Stated exercise —
Extract the lines that hold the string "crown".

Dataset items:
========================================
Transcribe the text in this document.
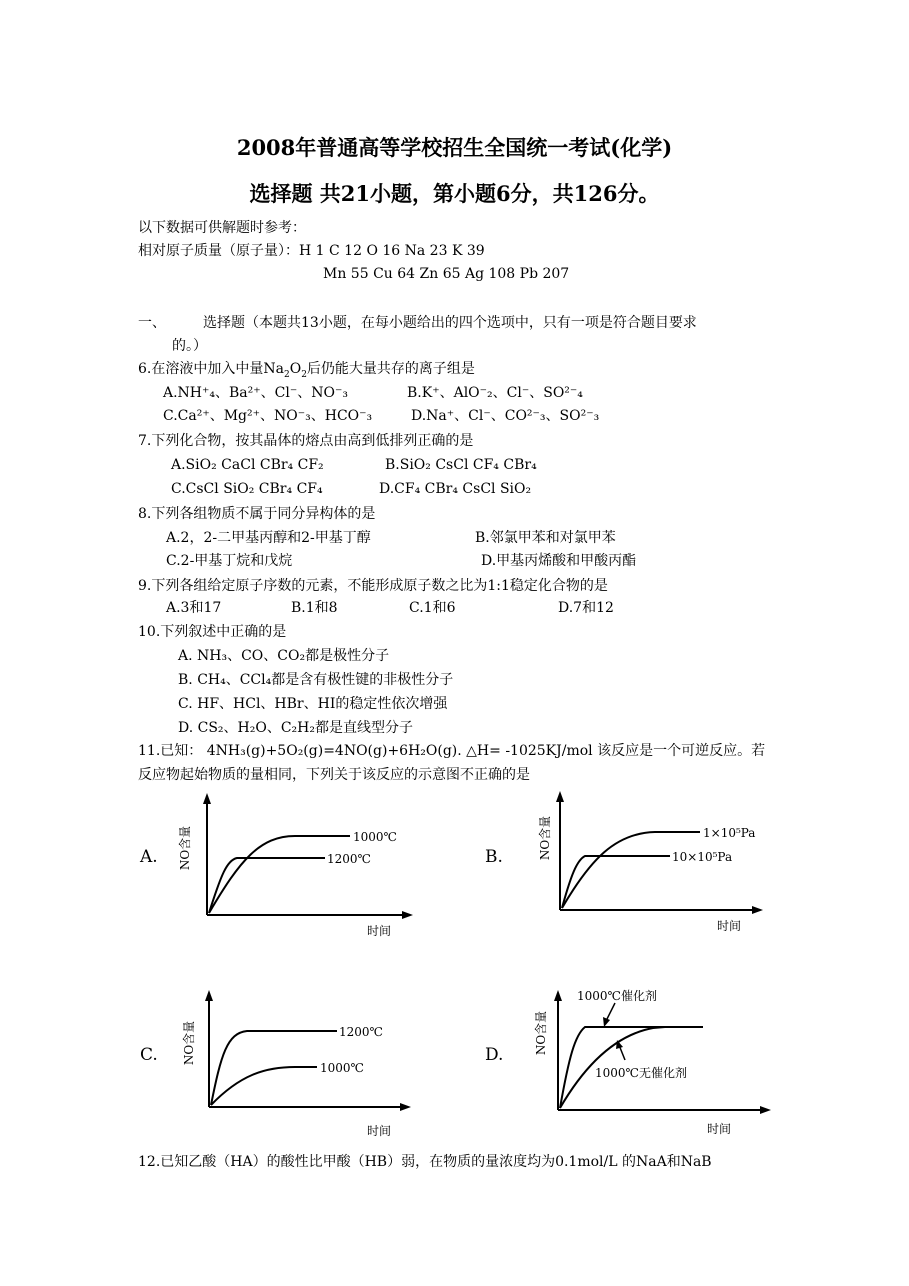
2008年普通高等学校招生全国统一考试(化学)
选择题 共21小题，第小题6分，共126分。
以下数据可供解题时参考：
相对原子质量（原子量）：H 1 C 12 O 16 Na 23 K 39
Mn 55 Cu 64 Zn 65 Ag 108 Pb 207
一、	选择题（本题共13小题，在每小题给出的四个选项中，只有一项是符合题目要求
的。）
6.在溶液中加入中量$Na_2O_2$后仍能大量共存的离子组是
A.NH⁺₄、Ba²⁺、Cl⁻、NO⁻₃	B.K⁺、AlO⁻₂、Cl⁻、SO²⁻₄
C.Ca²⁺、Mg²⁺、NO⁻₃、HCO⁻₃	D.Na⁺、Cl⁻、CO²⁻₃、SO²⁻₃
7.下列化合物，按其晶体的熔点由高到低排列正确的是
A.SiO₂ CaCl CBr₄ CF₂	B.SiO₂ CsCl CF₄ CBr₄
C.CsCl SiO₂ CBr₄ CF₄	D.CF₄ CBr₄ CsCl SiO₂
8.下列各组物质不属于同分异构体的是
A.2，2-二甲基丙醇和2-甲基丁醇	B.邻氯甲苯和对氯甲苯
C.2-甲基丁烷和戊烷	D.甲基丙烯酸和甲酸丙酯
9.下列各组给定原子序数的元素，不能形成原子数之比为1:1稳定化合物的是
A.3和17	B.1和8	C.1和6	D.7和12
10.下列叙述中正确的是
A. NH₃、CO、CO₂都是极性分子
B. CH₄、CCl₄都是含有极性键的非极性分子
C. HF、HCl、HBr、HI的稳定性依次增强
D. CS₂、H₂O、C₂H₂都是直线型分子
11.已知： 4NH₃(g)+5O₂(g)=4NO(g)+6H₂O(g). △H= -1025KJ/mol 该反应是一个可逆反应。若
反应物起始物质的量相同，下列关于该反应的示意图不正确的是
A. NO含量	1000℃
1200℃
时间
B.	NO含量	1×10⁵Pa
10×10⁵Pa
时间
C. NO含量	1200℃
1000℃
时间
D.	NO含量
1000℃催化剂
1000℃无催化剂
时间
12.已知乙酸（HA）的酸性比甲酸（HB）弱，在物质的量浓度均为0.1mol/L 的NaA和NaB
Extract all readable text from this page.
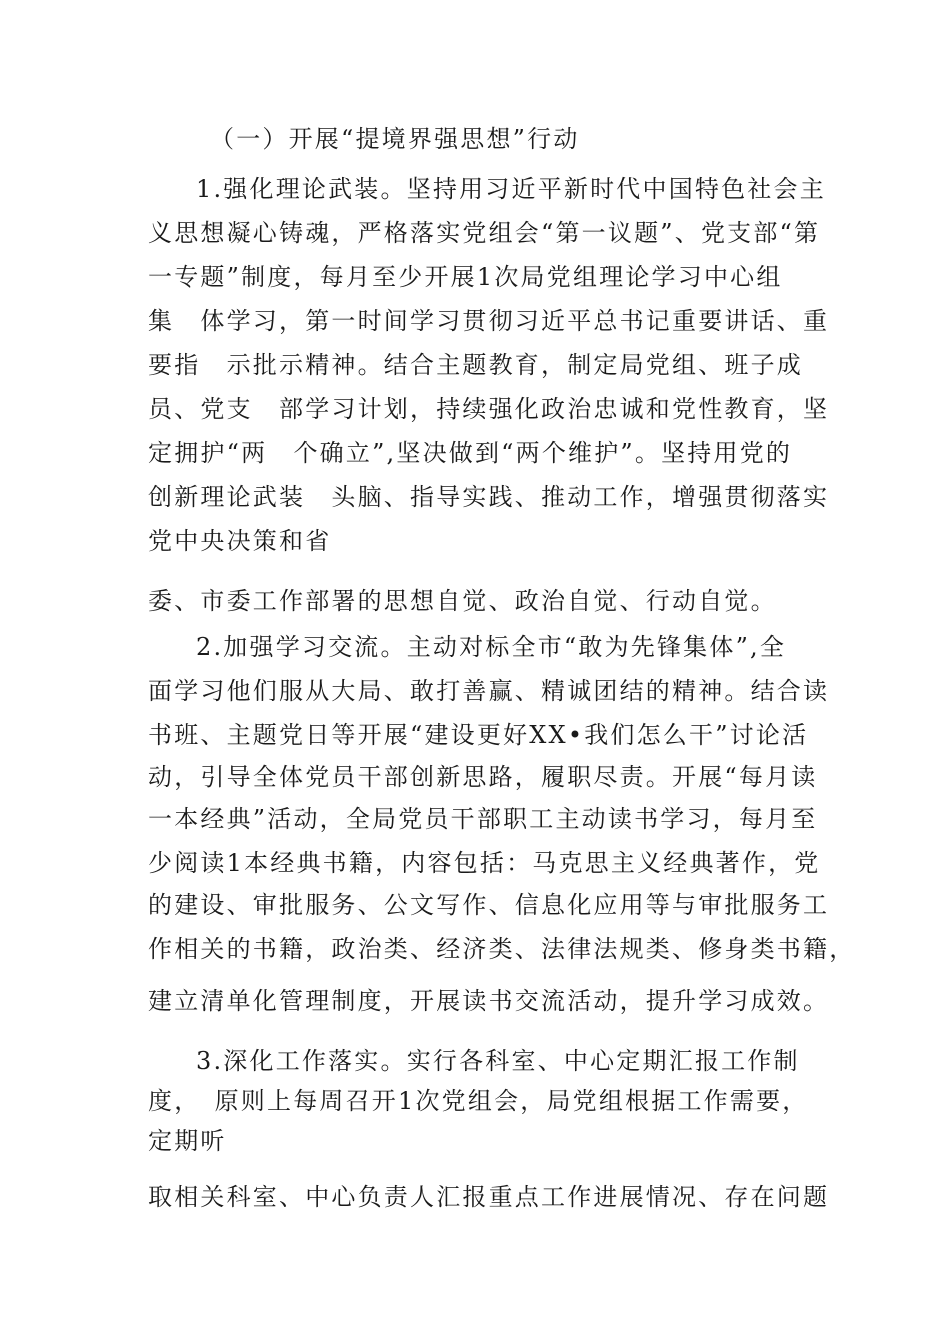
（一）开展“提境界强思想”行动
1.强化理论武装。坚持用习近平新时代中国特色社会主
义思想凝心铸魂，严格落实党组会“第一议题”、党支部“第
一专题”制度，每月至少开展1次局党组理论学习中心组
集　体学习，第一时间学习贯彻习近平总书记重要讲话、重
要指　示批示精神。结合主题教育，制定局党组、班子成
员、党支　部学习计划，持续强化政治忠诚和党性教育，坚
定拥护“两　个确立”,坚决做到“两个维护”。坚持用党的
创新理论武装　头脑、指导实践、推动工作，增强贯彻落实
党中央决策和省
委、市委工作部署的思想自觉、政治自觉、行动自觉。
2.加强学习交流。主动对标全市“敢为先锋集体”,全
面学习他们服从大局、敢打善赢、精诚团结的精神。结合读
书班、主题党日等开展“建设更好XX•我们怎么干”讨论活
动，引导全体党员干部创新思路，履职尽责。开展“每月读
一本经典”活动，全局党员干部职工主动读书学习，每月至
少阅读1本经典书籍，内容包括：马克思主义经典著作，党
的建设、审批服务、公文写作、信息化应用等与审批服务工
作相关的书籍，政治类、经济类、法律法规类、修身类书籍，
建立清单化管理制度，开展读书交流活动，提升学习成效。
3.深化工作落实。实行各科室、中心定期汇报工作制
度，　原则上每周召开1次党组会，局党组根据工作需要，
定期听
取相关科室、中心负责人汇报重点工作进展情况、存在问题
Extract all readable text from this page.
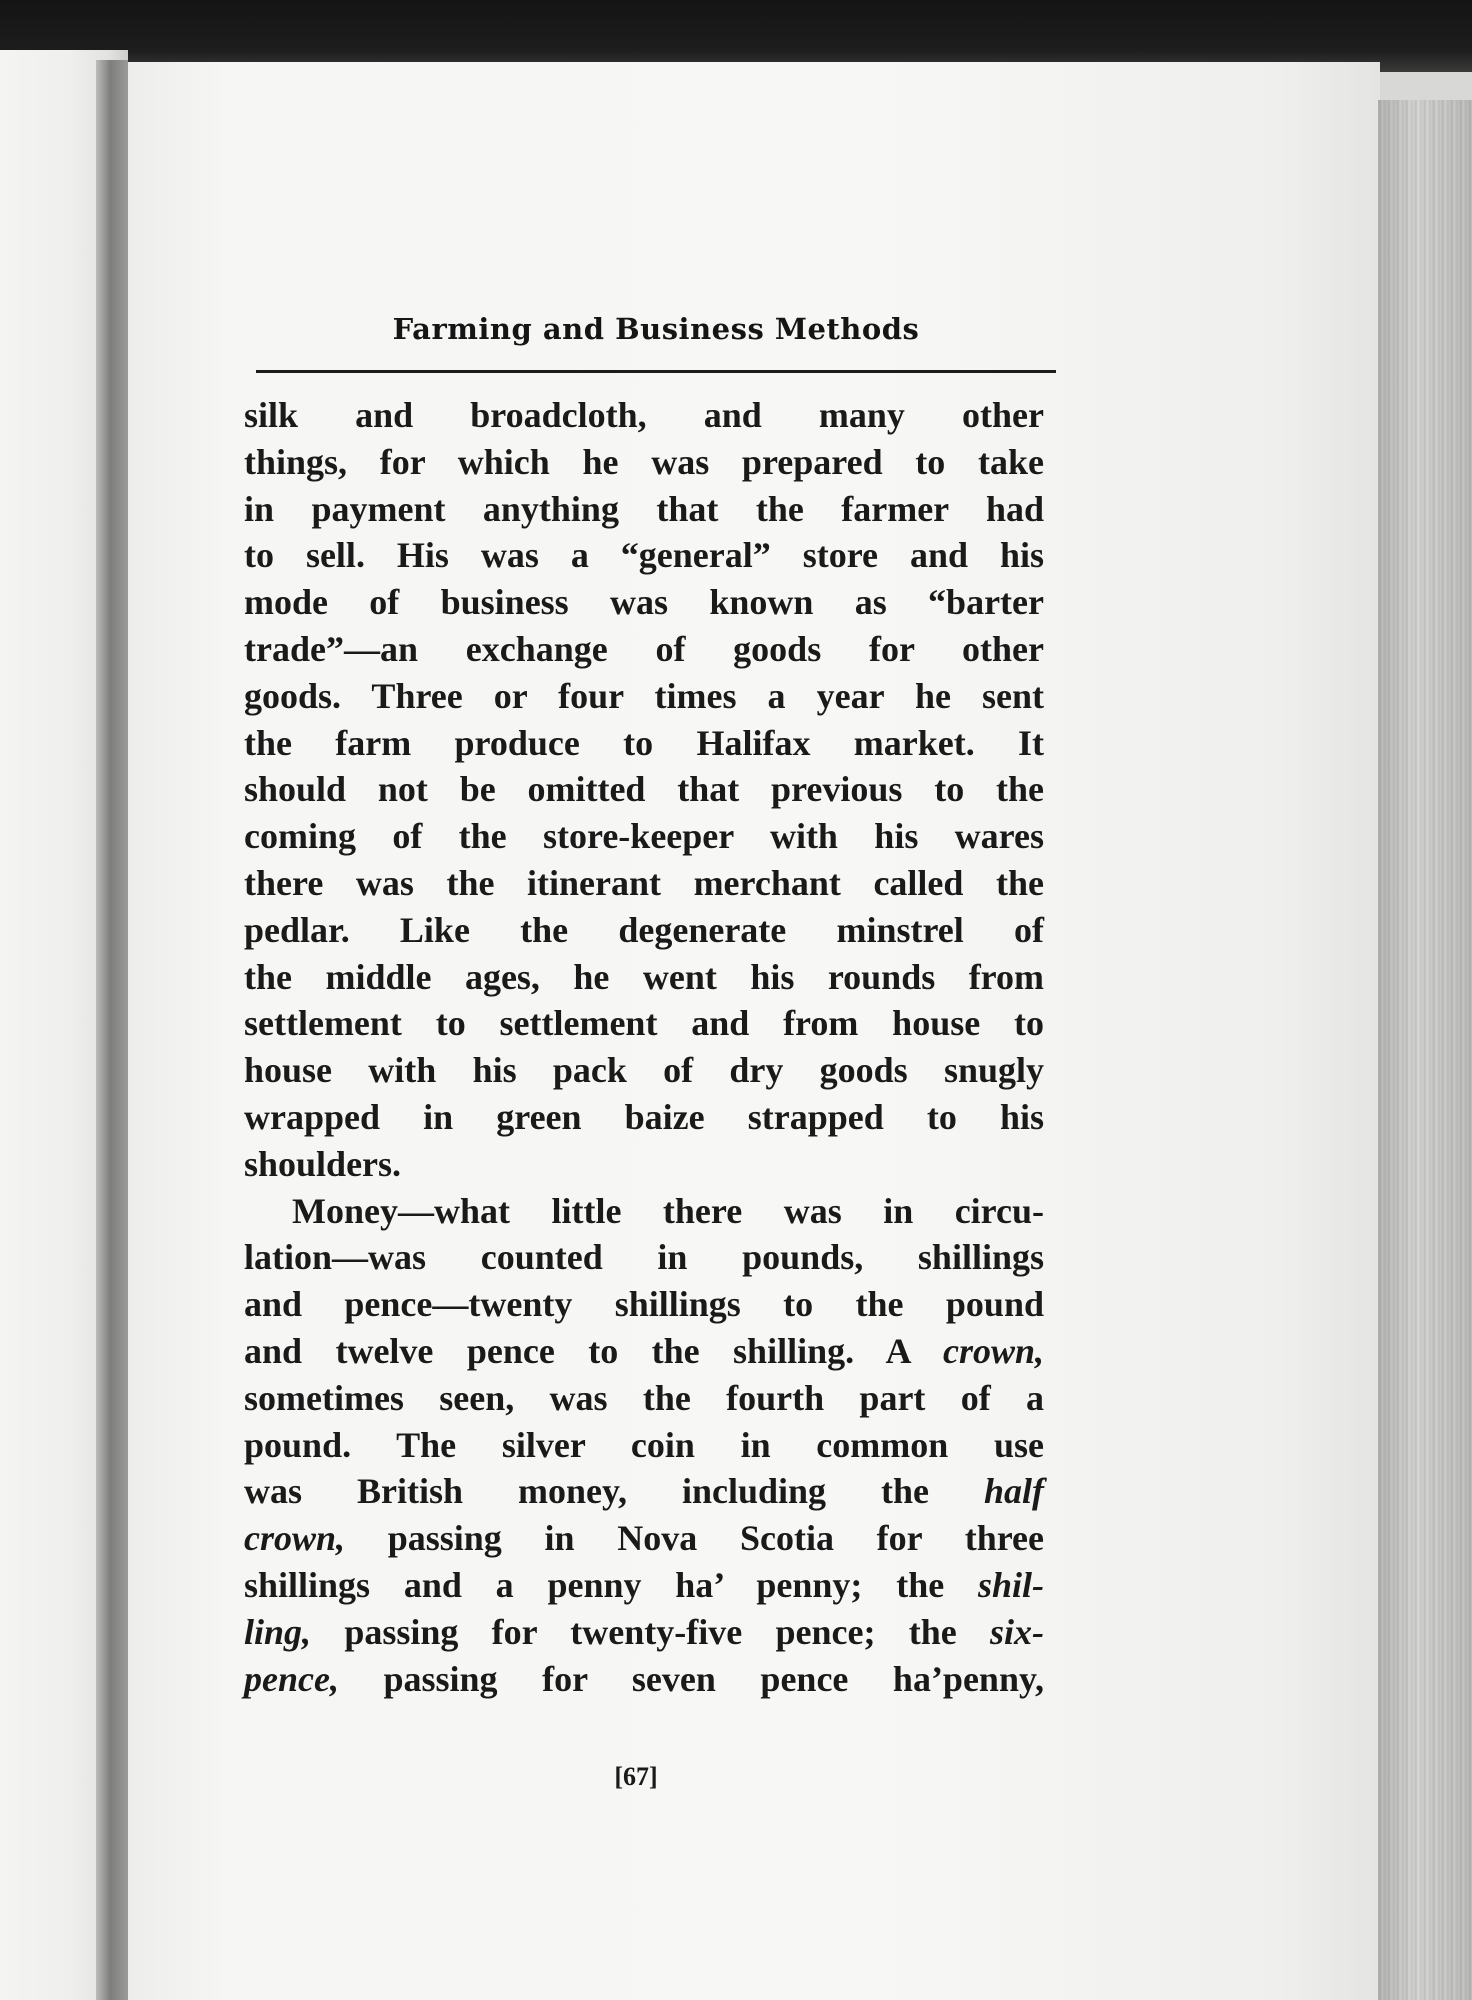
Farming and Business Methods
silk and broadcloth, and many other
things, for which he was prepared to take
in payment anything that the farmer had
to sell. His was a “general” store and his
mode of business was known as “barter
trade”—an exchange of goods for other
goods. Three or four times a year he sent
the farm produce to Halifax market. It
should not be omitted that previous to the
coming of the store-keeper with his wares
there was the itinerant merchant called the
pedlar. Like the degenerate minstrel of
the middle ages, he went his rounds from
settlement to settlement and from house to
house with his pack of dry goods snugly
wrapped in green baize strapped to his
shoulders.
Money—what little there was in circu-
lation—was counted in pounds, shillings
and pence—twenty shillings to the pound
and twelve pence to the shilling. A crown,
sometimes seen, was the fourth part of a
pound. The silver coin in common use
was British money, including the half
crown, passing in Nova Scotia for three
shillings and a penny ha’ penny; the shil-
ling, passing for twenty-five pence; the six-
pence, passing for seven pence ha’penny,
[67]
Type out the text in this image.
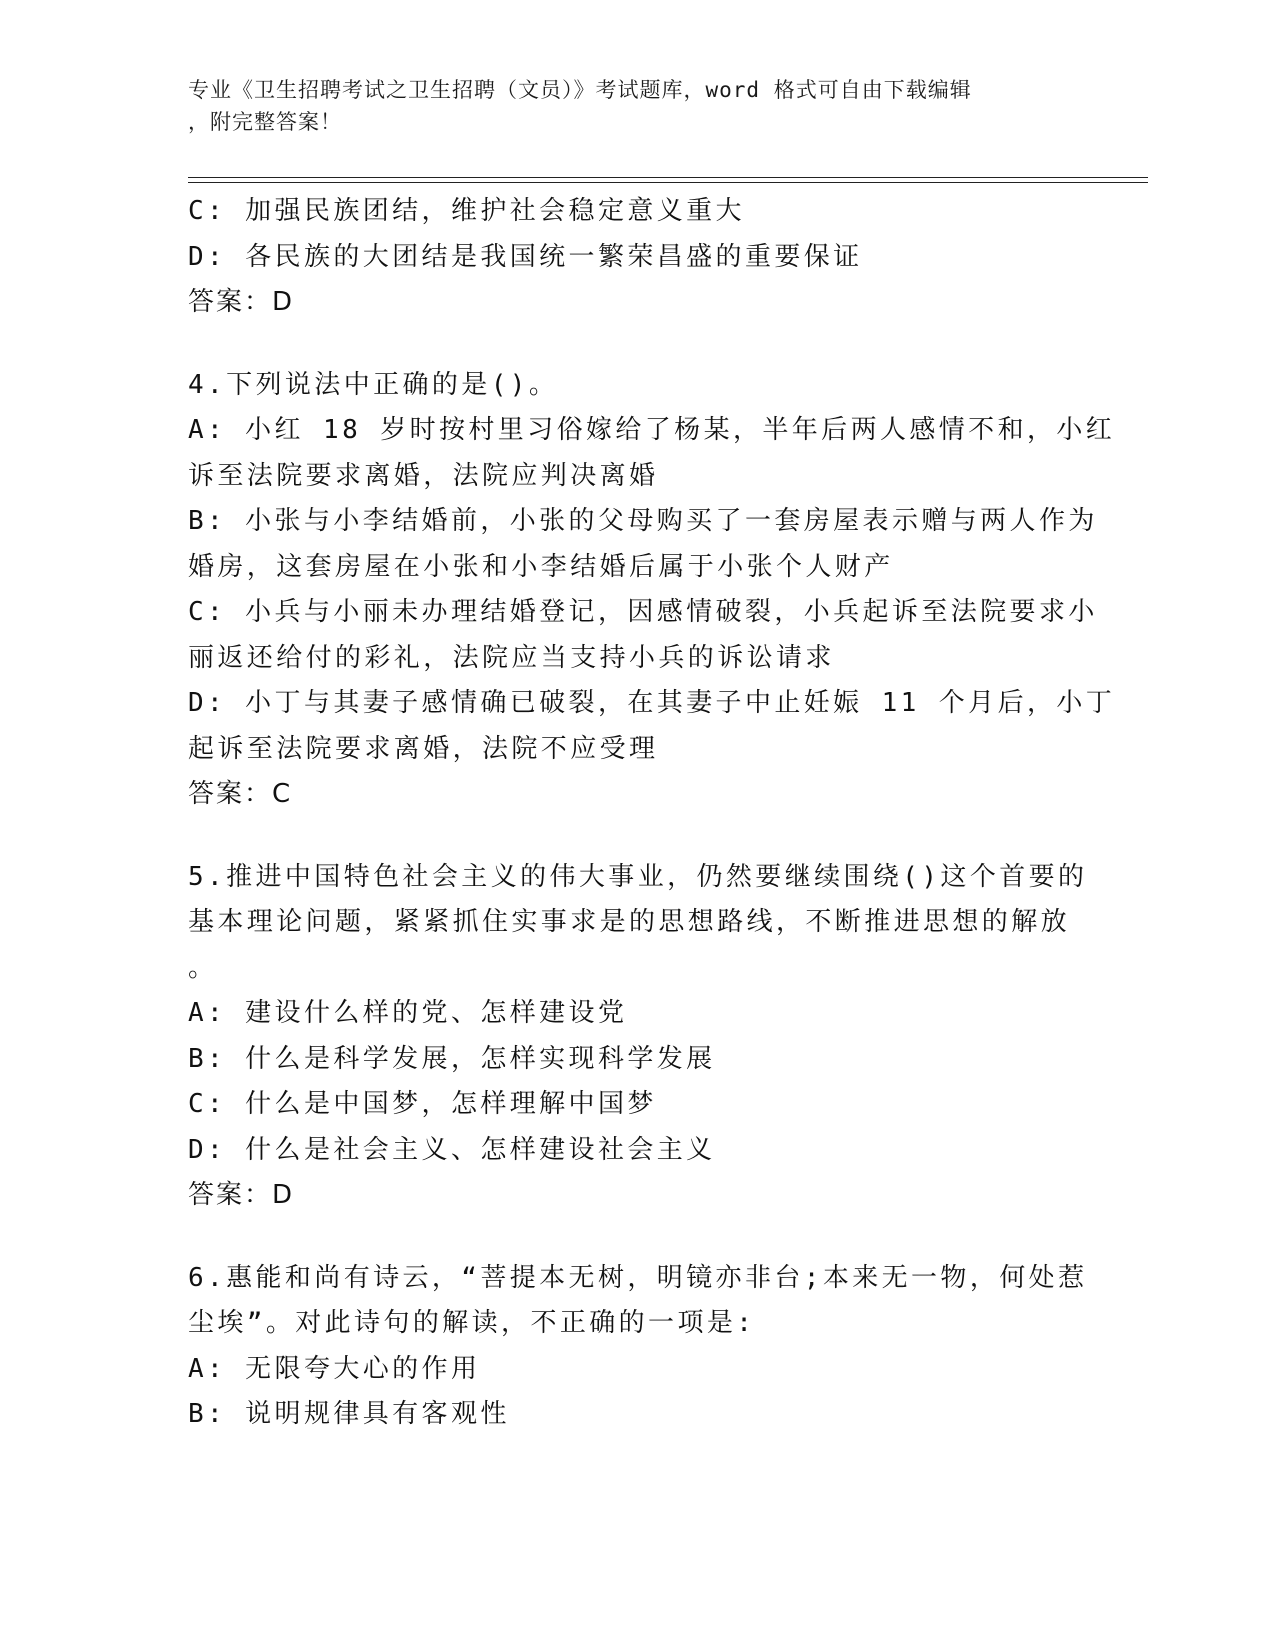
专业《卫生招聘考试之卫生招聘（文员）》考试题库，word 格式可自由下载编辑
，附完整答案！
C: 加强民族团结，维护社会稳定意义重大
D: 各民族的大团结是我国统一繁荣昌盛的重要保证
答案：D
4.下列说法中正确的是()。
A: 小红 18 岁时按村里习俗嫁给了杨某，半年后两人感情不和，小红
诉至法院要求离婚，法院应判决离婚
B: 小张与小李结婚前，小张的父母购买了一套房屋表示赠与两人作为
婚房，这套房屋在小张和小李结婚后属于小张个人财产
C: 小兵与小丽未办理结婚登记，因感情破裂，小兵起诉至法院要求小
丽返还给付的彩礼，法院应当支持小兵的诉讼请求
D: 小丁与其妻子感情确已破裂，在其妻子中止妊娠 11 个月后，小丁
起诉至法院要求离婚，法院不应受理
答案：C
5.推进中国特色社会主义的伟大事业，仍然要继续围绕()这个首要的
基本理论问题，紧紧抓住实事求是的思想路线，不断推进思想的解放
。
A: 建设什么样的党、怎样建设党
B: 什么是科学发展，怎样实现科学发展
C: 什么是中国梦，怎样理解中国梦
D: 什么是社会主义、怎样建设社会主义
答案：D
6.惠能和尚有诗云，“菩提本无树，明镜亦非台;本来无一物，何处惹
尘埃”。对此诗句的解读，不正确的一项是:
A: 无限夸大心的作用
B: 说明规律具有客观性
========================================
Result —
and twelve pence to the shilling. A crown,
crown, passing in Nova Scotia for three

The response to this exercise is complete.